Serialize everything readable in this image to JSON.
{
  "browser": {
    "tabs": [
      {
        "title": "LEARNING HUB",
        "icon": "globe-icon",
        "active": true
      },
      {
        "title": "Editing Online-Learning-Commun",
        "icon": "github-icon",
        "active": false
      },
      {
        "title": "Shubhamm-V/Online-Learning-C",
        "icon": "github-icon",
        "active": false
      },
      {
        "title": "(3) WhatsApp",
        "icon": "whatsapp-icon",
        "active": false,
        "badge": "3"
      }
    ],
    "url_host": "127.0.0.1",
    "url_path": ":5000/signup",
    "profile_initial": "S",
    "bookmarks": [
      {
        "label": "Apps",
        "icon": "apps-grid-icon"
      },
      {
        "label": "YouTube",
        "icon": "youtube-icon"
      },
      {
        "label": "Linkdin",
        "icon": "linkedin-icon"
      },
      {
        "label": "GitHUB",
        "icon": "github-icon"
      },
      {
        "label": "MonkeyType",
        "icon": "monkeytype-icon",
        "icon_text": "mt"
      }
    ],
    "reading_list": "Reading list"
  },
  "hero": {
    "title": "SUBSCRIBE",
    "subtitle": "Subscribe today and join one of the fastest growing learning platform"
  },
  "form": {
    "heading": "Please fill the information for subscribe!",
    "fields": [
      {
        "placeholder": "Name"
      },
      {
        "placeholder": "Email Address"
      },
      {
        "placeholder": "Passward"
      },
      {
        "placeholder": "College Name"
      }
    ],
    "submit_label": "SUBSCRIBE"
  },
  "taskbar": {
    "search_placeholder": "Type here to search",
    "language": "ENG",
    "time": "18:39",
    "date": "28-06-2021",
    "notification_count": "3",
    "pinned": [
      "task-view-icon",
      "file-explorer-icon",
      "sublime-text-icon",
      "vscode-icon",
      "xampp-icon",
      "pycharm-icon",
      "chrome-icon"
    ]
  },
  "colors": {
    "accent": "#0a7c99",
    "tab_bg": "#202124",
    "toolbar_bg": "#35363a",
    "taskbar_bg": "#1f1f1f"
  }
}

▶ _Aim of the task_
Which lines hold the word "Online"? Copy each of them from the records.

▶ _Final result_
        "title": "Editing Online-Learning-Commun",
        "title": "Shubhamm-V/Online-Learning-C",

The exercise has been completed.